:: WORK REQUIRED ::
Search the data for the word "Displacement" and copy every line where it occurs.

------ ENTRIES PROVIDED ------

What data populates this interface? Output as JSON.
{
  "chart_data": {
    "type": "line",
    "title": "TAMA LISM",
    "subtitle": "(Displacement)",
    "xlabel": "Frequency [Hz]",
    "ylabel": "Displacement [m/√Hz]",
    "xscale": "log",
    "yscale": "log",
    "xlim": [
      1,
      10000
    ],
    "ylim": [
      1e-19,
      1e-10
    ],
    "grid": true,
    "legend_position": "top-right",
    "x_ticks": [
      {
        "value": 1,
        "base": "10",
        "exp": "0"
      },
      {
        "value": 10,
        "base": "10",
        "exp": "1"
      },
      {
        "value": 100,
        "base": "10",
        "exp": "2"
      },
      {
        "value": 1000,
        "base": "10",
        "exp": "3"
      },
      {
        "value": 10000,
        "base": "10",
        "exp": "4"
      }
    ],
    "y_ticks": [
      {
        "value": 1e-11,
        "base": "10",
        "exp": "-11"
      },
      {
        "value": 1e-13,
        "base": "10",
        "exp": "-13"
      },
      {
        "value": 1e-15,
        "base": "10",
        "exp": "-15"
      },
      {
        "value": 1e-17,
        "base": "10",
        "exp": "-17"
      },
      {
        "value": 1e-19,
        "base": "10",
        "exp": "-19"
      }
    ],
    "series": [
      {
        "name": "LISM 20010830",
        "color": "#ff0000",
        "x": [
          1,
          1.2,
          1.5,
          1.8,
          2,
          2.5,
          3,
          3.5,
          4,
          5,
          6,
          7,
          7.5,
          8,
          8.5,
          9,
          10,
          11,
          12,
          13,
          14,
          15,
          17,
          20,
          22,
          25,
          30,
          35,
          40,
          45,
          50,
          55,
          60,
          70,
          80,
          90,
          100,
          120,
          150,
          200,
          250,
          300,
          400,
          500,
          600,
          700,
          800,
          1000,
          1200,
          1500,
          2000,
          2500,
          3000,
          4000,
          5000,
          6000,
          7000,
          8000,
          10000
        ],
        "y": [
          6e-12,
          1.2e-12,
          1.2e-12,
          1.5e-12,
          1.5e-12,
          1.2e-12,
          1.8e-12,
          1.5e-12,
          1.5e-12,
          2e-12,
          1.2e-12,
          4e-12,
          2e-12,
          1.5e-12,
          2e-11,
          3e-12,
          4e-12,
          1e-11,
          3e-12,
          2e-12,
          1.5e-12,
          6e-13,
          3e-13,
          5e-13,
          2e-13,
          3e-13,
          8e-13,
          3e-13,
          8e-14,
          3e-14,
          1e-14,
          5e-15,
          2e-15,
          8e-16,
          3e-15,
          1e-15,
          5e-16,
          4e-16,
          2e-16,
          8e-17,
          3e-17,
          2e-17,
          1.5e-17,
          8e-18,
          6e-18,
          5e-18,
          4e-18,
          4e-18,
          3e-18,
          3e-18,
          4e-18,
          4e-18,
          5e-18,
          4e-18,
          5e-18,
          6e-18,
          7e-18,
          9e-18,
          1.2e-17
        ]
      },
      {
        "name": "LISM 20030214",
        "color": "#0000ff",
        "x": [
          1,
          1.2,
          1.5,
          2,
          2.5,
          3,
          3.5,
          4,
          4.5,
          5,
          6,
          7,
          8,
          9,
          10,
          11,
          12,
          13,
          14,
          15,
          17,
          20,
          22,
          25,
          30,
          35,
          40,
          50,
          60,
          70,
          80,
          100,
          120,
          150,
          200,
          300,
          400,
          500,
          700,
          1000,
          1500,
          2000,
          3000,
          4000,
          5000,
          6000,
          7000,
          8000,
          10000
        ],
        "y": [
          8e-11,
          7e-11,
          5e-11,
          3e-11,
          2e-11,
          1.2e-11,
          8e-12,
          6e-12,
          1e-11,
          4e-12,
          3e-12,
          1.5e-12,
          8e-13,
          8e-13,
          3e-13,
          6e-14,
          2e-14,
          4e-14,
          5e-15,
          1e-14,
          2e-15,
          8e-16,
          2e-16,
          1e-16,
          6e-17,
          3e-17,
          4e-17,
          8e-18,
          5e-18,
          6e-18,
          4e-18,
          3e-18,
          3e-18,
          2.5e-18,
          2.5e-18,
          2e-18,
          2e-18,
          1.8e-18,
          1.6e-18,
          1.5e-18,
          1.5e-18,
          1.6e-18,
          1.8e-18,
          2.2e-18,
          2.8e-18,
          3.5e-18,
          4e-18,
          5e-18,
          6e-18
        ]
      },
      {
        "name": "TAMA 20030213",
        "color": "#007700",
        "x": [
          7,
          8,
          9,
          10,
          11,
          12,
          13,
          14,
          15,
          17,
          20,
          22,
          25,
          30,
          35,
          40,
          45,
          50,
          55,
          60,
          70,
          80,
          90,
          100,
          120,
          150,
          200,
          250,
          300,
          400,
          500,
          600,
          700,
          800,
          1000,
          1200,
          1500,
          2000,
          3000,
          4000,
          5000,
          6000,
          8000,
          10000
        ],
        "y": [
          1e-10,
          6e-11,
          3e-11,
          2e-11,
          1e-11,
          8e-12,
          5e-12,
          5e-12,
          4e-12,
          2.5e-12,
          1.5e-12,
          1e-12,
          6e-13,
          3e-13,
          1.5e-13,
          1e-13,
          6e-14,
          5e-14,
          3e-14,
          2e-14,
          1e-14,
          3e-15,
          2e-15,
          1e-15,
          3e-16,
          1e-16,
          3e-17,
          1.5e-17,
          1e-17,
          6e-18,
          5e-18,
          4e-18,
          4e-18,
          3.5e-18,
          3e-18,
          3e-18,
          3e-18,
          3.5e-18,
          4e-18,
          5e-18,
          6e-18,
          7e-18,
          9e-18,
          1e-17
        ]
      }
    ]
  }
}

------

:: TASK SOLUTION ::
    "subtitle": "(Displacement)",
    "ylabel": "Displacement [m/√Hz]",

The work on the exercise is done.